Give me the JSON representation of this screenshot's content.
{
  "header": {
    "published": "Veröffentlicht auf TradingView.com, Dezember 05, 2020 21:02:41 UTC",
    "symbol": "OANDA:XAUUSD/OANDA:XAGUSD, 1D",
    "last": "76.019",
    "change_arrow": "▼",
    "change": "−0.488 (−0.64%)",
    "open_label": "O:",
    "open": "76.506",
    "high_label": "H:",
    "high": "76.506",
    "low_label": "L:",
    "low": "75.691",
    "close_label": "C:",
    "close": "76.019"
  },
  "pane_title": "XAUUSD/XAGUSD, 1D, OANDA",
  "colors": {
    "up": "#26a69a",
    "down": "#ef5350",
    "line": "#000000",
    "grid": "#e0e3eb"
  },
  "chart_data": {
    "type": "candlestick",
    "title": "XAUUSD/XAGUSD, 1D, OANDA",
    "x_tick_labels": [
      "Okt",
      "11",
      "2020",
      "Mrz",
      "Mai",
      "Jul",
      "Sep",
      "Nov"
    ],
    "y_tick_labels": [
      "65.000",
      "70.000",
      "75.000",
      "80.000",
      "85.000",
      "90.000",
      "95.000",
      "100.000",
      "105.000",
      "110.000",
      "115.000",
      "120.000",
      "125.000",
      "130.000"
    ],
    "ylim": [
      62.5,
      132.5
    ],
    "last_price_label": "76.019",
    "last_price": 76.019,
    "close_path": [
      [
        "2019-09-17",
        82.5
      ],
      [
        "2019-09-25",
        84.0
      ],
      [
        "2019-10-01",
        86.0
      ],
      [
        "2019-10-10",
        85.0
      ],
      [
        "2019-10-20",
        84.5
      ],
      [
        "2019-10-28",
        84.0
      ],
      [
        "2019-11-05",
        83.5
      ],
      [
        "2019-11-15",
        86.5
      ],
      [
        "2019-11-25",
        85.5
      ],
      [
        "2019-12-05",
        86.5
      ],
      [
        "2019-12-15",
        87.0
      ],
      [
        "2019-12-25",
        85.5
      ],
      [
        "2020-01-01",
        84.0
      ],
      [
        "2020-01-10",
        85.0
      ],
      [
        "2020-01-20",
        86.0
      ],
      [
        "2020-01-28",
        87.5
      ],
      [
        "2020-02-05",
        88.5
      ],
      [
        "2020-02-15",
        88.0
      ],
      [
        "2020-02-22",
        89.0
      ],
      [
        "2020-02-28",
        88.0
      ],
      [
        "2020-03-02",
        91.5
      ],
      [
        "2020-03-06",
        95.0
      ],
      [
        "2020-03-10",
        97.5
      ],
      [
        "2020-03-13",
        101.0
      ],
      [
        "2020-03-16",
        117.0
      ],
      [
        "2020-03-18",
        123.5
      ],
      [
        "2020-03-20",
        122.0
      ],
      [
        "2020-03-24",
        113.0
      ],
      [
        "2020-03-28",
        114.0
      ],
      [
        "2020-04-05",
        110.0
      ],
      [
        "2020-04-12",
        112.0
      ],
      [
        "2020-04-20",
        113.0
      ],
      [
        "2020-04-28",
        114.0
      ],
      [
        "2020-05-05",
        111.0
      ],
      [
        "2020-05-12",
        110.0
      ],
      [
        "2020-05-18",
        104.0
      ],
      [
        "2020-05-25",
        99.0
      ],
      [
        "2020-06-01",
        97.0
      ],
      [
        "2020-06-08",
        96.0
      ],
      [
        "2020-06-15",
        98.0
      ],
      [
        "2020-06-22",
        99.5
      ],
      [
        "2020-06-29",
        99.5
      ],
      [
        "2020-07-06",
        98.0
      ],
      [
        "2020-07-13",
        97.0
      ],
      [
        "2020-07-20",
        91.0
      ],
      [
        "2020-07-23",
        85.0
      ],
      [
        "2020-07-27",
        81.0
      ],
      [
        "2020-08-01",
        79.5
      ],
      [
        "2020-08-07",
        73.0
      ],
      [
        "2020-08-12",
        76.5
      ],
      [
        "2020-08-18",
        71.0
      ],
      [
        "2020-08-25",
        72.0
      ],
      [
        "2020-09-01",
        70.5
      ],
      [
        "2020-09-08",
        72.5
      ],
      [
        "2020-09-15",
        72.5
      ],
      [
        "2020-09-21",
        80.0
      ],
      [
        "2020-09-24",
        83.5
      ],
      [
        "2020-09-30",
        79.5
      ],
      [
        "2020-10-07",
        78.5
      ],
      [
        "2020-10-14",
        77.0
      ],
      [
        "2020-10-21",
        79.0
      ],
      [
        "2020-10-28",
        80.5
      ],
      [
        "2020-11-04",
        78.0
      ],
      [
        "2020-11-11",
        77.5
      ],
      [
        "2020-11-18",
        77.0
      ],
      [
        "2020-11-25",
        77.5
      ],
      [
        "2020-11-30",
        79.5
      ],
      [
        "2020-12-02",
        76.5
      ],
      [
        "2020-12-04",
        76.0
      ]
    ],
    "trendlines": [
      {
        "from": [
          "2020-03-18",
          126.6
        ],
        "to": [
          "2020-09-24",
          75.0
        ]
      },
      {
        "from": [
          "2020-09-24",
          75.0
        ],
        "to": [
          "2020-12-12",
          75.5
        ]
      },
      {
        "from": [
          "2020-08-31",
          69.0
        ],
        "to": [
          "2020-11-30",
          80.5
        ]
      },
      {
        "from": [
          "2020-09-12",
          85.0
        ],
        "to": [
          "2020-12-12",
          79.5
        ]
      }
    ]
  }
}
---
### [WHAT IS ASKED]
Search the data for the word "OANDA" and copy each line where it appears.

### [EXERCISE RESPONSE]
    "symbol": "OANDA:XAUUSD/OANDA:XAGUSD, 1D",
  "pane_title": "XAUUSD/XAGUSD, 1D, OANDA",
    "title": "XAUUSD/XAGUSD, 1D, OANDA",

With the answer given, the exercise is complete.